═══ Extracted information ═══

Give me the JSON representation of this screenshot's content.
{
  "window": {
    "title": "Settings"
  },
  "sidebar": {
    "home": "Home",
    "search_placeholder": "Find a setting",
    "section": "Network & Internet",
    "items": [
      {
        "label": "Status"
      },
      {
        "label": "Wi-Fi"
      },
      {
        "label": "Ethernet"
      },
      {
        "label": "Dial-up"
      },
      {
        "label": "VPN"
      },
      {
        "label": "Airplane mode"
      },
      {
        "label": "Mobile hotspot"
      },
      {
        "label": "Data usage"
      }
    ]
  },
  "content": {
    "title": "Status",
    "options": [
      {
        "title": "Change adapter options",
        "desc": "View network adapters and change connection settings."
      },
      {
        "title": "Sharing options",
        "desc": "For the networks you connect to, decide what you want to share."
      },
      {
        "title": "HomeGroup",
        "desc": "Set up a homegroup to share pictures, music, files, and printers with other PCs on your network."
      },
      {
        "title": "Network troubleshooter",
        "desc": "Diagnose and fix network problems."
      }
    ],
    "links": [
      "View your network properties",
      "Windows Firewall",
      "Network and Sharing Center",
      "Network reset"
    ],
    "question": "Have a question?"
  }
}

═══

Written problem -
Look through the data and show every line containing "title".

Task result -
    "title": "Settings"
    "title": "Status",
        "title": "Change adapter options",
        "title": "Sharing options",
        "title": "HomeGroup",
        "title": "Network troubleshooter",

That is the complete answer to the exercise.